TO DO ::
Return, word for word, every line that follows.

(Stored data)
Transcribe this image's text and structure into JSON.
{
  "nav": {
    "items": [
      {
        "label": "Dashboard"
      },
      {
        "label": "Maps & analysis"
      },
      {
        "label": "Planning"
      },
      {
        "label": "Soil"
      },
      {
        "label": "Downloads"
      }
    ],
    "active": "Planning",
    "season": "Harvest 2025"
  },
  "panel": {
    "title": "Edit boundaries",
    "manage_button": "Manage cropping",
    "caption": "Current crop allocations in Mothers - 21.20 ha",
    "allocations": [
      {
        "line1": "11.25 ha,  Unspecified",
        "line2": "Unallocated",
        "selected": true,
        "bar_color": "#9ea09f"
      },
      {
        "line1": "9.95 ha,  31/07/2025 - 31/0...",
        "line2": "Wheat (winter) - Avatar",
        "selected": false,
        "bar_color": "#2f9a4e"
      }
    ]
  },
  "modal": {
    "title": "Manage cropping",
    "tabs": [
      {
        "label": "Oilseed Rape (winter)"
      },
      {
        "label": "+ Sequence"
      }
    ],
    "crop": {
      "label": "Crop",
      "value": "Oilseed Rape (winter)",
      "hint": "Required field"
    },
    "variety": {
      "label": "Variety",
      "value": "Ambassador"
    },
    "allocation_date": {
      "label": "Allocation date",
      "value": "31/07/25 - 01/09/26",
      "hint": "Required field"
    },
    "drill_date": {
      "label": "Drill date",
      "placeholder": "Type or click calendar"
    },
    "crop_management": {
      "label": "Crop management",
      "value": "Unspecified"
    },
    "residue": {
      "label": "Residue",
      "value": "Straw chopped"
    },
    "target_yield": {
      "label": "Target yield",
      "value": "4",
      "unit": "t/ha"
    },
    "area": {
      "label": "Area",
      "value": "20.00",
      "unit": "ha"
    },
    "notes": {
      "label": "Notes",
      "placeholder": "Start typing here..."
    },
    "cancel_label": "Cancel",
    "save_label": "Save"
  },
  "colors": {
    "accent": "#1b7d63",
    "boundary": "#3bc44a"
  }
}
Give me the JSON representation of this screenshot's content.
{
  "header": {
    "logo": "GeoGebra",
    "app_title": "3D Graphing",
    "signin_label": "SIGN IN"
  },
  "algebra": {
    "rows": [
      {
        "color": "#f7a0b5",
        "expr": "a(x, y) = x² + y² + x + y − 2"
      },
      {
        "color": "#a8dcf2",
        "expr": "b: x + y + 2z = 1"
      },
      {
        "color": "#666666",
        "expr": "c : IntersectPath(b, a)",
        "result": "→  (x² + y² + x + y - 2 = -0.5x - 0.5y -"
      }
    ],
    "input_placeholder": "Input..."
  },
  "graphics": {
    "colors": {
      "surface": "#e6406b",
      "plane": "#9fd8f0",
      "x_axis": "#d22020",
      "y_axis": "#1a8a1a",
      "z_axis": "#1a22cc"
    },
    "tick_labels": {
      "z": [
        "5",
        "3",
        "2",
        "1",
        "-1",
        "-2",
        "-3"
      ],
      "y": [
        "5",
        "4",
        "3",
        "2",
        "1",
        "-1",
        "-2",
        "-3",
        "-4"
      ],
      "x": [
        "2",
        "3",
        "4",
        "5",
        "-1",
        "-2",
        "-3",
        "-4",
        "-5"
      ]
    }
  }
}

FULL RESPONSE ::
Transcribe this image's text and structure into JSON.
{
  "nav": {
    "items": [
      {
        "label": "Dashboard"
      },
      {
        "label": "Maps & analysis"
      },
      {
        "label": "Planning"
      },
      {
        "label": "Soil"
      },
      {
        "label": "Downloads"
      }
    ],
    "active": "Planning",
    "season": "Harvest 2025"
  },
  "panel": {
    "title": "Edit boundaries",
    "manage_button": "Manage cropping",
    "caption": "Current crop allocations in Mothers - 21.20 ha",
    "allocations": [
      {
        "line1": "11.25 ha,  Unspecified",
        "line2": "Unallocated",
        "selected": true,
        "bar_color": "#9ea09f"
      },
      {
        "line1": "9.95 ha,  31/07/2025 - 31/0...",
        "line2": "Wheat (winter) - Avatar",
        "selected": false,
        "bar_color": "#2f9a4e"
      }
    ]
  },
  "modal": {
    "title": "Manage cropping",
    "tabs": [
      {
        "label": "Oilseed Rape (winter)"
      },
      {
        "label": "+ Sequence"
      }
    ],
    "crop": {
      "label": "Crop",
      "value": "Oilseed Rape (winter)",
      "hint": "Required field"
    },
    "variety": {
      "label": "Variety",
      "value": "Ambassador"
    },
    "allocation_date": {
      "label": "Allocation date",
      "value": "31/07/25 - 01/09/26",
      "hint": "Required field"
    },
    "drill_date": {
      "label": "Drill date",
      "placeholder": "Type or click calendar"
    },
    "crop_management": {
      "label": "Crop management",
      "value": "Unspecified"
    },
    "residue": {
      "label": "Residue",
      "value": "Straw chopped"
    },
    "target_yield": {
      "label": "Target yield",
      "value": "4",
      "unit": "t/ha"
    },
    "area": {
      "label": "Area",
      "value": "20.00",
      "unit": "ha"
    },
    "notes": {
      "label": "Notes",
      "placeholder": "Start typing here..."
    },
    "cancel_label": "Cancel",
    "save_label": "Save"
  },
  "colors": {
    "accent": "#1b7d63",
    "boundary": "#3bc44a"
  }
}
Give me the JSON representation of this screenshot's content.
{
  "header": {
    "logo": "GeoGebra",
    "app_title": "3D Graphing",
    "signin_label": "SIGN IN"
  },
  "algebra": {
    "rows": [
      {
        "color": "#f7a0b5",
        "expr": "a(x, y) = x² + y² + x + y − 2"
      },
      {
        "color": "#a8dcf2",
        "expr": "b: x + y + 2z = 1"
      },
      {
        "color": "#666666",
        "expr": "c : IntersectPath(b, a)",
        "result": "→  (x² + y² + x + y - 2 = -0.5x - 0.5y -"
      }
    ],
    "input_placeholder": "Input..."
  },
  "graphics": {
    "colors": {
      "surface": "#e6406b",
      "plane": "#9fd8f0",
      "x_axis": "#d22020",
      "y_axis": "#1a8a1a",
      "z_axis": "#1a22cc"
    },
    "tick_labels": {
      "z": [
        "5",
        "3",
        "2",
        "1",
        "-1",
        "-2",
        "-3"
      ],
      "y": [
        "5",
        "4",
        "3",
        "2",
        "1",
        "-1",
        "-2",
        "-3",
        "-4"
      ],
      "x": [
        "2",
        "3",
        "4",
        "5",
        "-1",
        "-2",
        "-3",
        "-4",
        "-5"
      ]
    }
  }
}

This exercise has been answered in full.